[begin Recorded data]
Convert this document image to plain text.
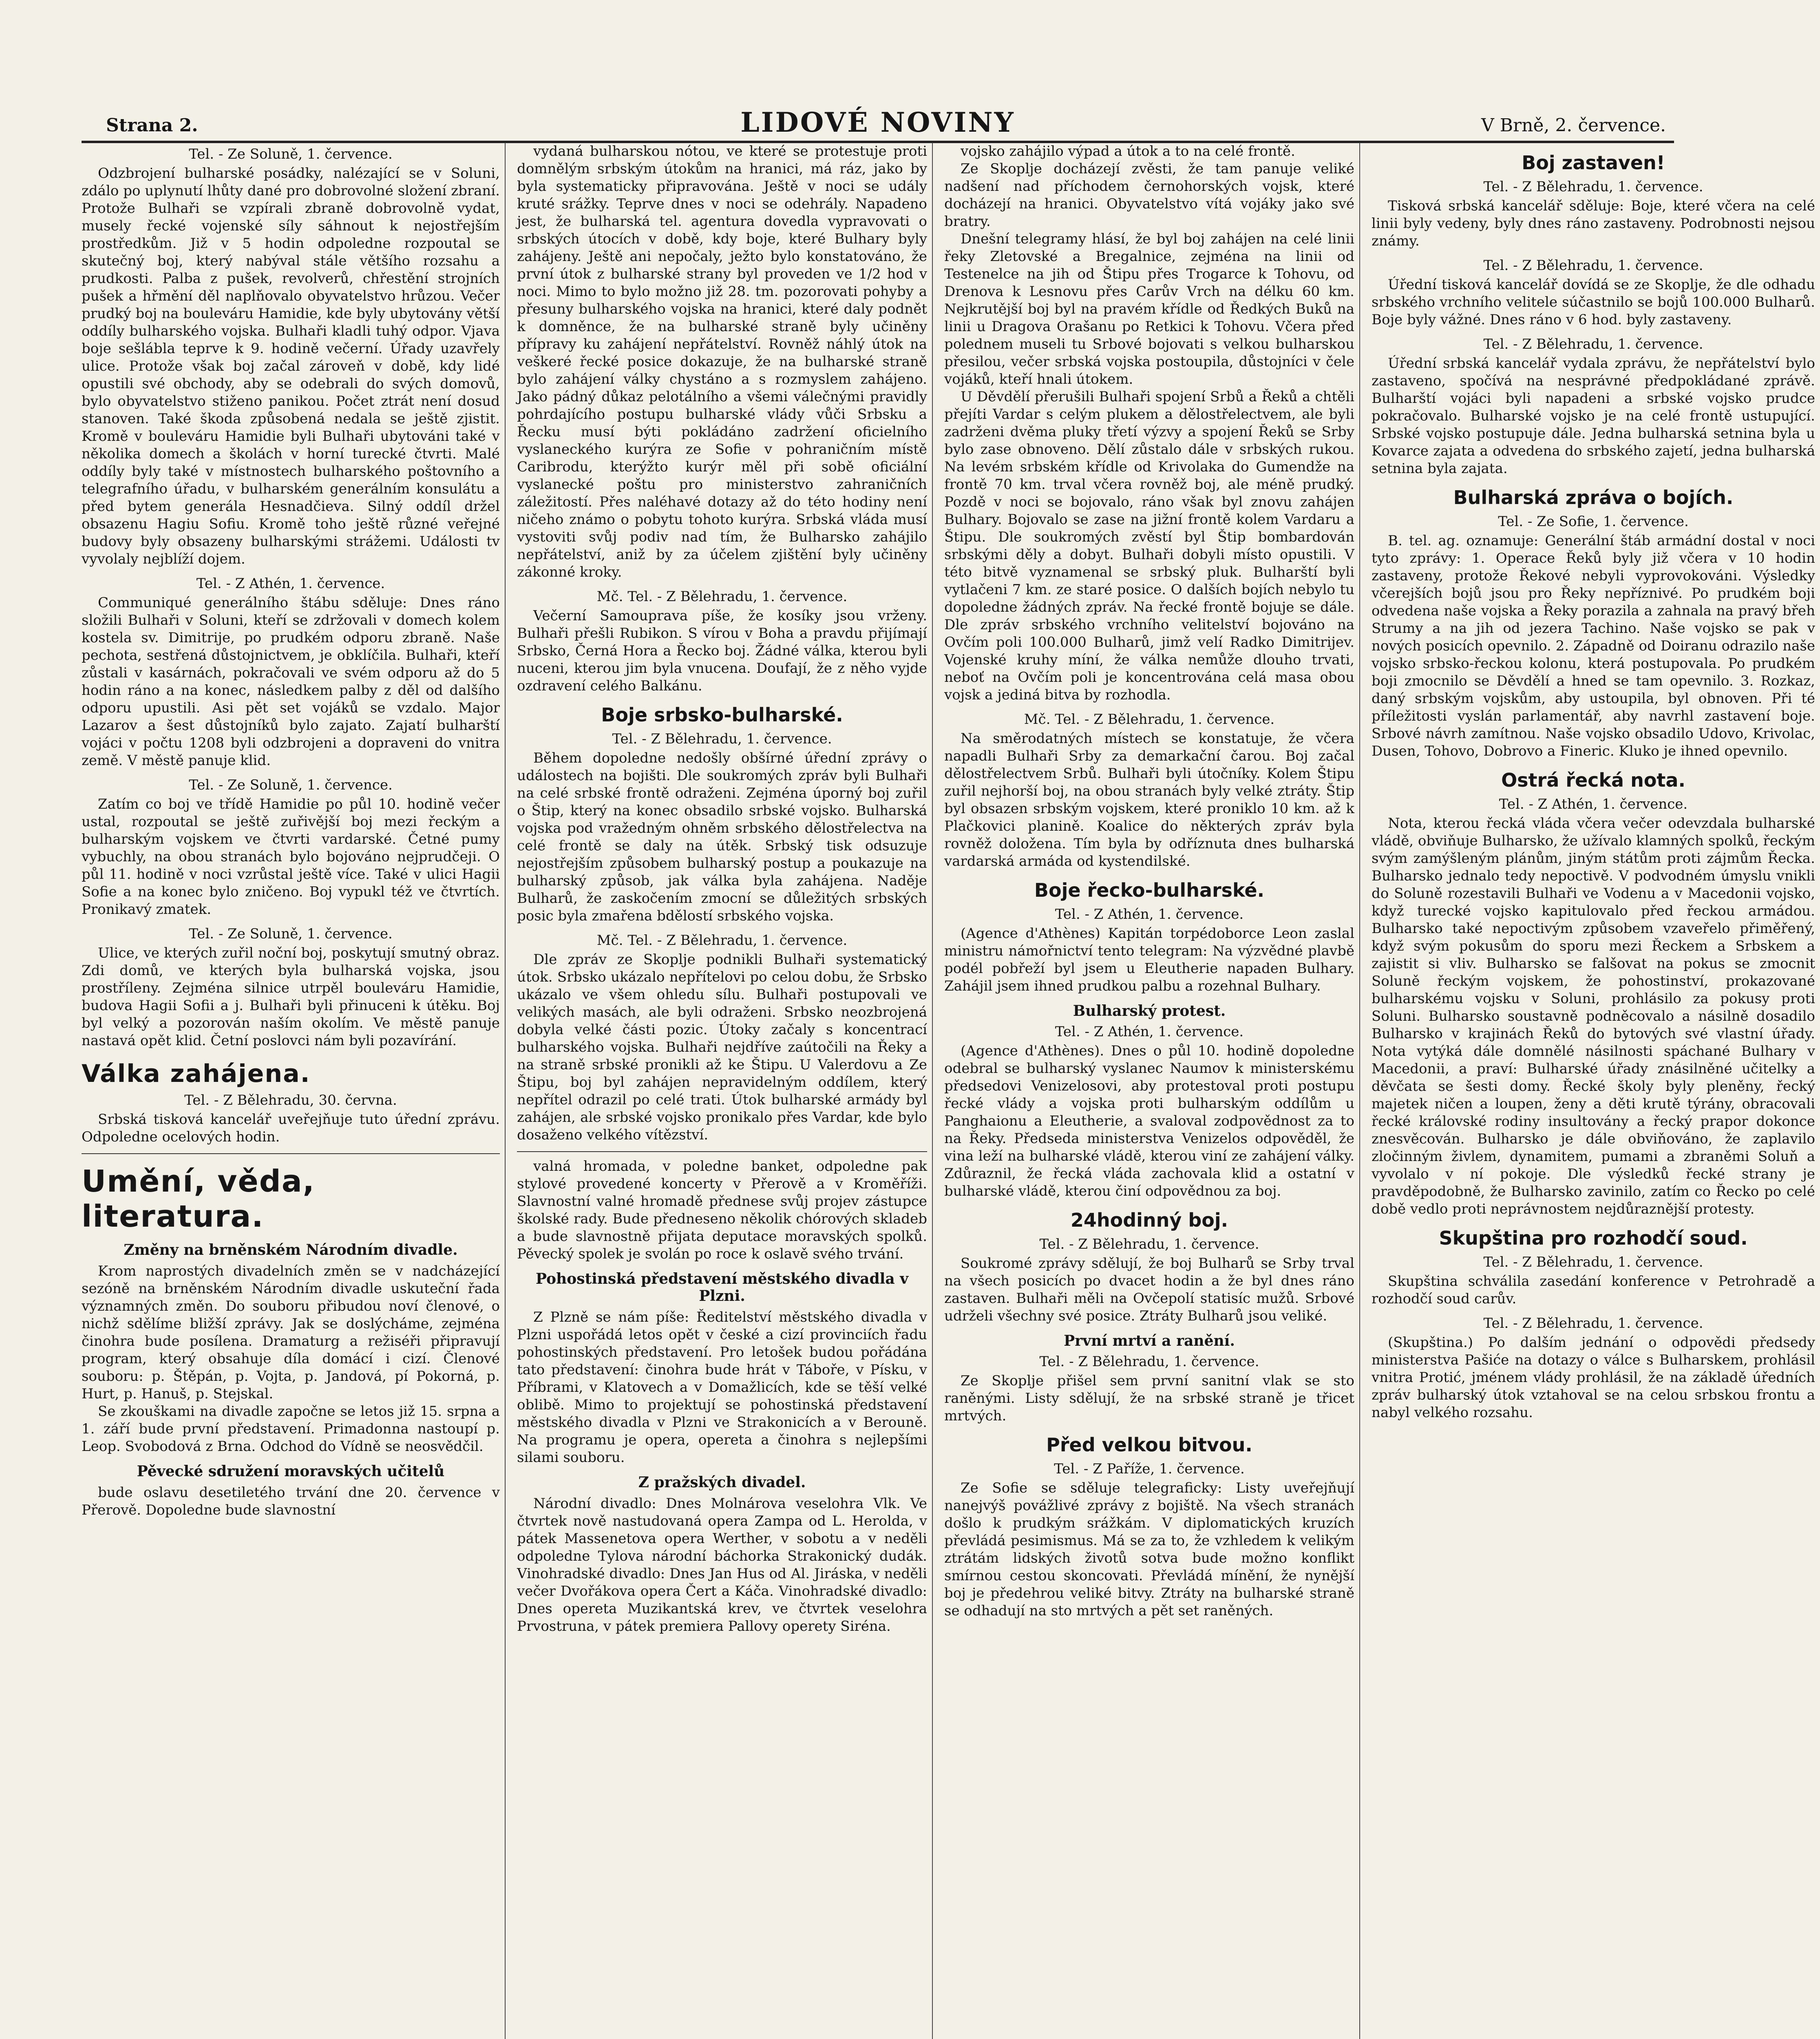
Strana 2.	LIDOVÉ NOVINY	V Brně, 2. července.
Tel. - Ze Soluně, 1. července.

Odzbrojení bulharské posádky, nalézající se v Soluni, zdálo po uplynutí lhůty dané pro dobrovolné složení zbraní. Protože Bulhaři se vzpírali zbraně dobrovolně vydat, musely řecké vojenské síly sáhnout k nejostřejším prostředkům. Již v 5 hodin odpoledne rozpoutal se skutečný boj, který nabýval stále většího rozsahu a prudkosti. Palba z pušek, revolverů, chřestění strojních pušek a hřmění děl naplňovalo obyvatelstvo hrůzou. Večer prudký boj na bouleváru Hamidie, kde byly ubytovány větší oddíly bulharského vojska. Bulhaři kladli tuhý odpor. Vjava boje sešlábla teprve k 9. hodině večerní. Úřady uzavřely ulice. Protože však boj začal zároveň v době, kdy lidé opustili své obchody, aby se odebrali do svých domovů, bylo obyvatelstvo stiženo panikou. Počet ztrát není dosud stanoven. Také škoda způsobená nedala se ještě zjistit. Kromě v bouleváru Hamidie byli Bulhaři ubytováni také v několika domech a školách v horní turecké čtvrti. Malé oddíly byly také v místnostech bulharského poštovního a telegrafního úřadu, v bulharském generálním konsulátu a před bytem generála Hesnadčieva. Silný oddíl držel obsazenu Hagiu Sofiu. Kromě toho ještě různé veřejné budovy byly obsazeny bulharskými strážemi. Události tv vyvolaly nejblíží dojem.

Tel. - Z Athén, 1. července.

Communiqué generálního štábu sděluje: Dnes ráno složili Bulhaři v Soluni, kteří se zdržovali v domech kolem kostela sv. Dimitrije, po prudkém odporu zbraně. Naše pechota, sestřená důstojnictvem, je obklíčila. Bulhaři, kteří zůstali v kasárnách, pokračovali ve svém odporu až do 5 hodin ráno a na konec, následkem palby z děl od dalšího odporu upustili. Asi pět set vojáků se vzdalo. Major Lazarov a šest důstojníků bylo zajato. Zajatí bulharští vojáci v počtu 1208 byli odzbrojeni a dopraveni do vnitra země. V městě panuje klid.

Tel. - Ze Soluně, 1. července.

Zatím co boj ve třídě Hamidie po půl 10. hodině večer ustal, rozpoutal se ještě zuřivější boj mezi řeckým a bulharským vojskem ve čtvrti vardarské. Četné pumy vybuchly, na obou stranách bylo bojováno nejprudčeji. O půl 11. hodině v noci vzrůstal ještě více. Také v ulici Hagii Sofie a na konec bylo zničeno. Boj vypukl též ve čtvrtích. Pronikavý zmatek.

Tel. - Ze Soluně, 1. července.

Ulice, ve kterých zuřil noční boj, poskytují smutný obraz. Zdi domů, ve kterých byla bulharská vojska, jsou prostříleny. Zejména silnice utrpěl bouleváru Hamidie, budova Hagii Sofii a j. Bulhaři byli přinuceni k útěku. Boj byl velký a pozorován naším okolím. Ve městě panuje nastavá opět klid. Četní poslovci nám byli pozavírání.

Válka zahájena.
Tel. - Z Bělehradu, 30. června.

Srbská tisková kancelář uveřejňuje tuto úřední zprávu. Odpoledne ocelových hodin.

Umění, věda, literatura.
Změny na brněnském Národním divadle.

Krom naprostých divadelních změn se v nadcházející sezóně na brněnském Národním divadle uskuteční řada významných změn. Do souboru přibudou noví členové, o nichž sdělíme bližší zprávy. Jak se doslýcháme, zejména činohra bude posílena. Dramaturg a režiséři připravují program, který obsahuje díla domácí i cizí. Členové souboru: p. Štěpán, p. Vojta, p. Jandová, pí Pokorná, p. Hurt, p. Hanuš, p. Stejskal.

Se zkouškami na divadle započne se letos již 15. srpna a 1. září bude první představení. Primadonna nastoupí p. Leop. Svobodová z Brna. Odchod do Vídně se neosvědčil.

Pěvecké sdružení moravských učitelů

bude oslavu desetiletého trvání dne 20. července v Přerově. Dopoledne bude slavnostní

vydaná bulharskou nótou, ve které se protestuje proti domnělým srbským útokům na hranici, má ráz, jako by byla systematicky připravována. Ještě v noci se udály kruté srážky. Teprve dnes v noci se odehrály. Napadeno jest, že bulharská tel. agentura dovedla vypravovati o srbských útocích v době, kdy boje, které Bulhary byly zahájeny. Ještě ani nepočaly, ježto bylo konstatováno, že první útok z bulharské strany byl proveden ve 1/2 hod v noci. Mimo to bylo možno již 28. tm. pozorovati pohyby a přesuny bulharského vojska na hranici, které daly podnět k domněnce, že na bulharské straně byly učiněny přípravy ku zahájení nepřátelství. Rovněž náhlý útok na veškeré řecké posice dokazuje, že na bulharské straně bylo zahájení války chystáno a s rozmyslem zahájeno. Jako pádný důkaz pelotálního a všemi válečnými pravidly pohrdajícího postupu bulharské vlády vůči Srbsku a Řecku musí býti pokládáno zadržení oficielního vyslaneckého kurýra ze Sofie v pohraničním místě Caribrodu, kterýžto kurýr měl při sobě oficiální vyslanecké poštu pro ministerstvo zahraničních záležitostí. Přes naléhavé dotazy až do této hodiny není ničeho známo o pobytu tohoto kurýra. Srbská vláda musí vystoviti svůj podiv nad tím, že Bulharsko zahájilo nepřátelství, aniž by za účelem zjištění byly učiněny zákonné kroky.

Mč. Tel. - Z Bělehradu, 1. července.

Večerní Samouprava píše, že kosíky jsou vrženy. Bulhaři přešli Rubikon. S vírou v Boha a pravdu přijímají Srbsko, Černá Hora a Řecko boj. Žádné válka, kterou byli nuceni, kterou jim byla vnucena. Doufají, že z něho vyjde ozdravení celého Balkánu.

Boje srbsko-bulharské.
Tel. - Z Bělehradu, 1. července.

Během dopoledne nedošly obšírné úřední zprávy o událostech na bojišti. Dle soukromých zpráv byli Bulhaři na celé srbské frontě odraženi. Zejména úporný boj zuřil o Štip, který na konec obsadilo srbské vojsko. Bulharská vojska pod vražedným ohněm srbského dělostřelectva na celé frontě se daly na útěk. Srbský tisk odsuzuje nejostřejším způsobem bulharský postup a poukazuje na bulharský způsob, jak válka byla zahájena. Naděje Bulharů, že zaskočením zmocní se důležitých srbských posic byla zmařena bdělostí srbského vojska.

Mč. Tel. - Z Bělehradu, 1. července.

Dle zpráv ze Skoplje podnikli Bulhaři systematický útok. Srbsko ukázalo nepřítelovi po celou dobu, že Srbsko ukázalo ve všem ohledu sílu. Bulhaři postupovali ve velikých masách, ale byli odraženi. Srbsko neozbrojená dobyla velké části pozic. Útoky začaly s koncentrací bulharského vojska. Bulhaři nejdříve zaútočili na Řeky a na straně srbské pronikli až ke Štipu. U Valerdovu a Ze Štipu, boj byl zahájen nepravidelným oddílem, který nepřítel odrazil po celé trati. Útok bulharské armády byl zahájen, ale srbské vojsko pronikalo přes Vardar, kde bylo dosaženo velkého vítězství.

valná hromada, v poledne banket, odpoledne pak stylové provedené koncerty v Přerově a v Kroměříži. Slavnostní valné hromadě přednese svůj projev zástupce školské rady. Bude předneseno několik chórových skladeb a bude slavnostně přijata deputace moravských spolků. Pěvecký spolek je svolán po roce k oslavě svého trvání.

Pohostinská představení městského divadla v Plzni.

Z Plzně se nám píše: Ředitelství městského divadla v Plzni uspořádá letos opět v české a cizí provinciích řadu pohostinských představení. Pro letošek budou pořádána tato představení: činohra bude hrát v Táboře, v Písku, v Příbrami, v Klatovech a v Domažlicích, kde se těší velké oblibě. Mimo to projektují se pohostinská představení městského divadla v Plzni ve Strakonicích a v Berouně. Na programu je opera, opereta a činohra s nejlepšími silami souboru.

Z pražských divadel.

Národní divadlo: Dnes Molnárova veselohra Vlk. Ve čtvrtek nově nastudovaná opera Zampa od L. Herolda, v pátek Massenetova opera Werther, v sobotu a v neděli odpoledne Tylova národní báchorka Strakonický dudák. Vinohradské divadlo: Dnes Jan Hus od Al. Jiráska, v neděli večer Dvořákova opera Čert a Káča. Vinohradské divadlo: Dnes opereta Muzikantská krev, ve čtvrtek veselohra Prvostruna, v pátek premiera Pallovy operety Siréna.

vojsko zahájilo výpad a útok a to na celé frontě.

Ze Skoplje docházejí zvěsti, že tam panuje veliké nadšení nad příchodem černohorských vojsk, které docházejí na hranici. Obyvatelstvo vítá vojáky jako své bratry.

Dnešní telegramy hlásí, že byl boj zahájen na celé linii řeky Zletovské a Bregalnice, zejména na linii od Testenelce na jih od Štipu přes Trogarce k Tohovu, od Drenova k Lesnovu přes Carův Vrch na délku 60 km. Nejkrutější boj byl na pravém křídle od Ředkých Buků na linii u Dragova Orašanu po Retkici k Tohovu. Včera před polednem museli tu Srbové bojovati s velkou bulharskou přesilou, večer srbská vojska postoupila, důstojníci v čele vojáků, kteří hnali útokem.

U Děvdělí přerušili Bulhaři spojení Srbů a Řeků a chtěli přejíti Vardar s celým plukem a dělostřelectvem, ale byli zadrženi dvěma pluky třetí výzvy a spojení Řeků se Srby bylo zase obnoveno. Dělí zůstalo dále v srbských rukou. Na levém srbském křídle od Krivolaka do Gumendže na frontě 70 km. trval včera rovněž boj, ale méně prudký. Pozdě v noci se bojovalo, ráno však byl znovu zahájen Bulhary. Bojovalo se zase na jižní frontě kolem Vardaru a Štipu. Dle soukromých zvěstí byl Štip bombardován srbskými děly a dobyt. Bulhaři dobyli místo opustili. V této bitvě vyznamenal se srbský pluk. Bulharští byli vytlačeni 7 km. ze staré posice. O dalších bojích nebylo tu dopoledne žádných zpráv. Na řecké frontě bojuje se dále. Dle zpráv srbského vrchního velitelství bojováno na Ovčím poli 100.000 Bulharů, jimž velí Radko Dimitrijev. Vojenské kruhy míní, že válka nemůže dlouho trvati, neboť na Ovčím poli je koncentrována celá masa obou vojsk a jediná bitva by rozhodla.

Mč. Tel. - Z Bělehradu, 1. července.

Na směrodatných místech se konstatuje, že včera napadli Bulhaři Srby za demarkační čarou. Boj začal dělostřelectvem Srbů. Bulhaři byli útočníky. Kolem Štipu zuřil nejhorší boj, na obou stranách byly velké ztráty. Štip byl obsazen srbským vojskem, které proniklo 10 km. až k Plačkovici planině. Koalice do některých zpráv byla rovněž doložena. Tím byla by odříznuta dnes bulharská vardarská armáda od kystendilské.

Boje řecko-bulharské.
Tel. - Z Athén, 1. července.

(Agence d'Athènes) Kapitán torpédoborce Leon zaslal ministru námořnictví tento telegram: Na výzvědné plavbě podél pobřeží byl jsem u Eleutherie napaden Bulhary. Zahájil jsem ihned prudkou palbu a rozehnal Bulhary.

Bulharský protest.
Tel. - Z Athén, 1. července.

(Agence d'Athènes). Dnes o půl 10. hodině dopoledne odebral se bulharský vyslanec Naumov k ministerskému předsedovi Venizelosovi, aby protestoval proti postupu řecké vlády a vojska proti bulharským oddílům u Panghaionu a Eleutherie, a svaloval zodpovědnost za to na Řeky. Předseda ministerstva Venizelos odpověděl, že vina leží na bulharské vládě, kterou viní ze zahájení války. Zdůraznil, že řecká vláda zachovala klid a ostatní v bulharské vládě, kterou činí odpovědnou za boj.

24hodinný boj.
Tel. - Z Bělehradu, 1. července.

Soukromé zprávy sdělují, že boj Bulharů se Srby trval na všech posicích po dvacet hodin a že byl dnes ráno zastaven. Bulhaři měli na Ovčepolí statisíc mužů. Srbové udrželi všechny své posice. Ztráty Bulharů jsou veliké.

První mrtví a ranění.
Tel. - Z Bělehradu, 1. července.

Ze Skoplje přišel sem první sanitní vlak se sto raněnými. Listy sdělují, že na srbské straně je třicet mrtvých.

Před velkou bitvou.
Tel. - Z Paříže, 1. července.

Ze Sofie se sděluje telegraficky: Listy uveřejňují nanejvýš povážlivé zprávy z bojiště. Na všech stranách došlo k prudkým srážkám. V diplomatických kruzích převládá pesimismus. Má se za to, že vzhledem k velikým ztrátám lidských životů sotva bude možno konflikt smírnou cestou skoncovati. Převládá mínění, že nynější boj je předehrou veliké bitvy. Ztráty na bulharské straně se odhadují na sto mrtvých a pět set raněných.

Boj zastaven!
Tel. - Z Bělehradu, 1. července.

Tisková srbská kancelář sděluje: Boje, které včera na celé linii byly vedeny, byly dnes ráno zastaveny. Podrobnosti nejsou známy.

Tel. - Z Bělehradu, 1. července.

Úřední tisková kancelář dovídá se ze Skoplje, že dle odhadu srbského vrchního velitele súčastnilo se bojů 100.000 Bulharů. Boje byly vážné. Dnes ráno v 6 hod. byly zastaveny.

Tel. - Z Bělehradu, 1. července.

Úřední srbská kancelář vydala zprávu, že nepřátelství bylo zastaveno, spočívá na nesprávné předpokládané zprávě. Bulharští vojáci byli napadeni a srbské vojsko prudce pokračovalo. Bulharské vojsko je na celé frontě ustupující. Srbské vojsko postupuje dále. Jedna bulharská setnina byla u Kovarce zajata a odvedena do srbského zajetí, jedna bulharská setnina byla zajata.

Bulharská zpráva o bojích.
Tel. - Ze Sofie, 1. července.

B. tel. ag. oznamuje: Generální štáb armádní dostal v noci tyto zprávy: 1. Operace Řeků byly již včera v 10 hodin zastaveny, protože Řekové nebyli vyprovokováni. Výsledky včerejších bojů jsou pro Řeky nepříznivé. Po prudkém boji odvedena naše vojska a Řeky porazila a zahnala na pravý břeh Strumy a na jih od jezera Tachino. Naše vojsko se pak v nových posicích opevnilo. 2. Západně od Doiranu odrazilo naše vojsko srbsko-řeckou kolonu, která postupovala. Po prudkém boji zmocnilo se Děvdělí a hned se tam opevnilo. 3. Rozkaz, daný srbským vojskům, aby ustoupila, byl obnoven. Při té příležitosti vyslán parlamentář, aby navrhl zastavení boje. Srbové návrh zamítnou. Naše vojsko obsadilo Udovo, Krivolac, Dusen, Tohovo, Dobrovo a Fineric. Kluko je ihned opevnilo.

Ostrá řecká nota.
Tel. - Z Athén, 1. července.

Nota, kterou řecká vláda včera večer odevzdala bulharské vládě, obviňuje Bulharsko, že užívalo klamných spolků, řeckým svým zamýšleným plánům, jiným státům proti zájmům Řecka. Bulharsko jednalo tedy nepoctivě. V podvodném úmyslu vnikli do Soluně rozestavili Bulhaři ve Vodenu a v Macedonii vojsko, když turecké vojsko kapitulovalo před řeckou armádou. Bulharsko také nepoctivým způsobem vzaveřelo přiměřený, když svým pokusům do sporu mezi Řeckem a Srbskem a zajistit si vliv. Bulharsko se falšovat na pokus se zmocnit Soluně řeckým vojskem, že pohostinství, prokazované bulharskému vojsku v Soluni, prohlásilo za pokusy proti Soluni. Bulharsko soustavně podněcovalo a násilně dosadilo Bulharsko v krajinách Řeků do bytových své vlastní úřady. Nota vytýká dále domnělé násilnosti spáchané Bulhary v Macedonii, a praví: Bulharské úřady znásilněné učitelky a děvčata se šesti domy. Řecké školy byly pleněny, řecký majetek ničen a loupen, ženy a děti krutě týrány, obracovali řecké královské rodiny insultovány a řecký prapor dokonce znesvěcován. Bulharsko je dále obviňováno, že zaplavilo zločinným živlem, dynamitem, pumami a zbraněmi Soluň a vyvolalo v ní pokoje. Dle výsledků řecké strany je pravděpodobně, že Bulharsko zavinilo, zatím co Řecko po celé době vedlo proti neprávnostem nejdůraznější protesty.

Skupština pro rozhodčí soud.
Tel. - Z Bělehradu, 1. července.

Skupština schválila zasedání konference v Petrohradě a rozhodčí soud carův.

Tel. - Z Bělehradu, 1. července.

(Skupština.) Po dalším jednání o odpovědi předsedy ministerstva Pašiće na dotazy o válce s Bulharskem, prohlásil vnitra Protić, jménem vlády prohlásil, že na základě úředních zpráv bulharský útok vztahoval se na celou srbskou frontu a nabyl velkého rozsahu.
[end Recorded data]
• **Exercise prompt**
Find the lines of the material that hold the word "Mimo" and report their count alone.

• **Output for this exercise**
2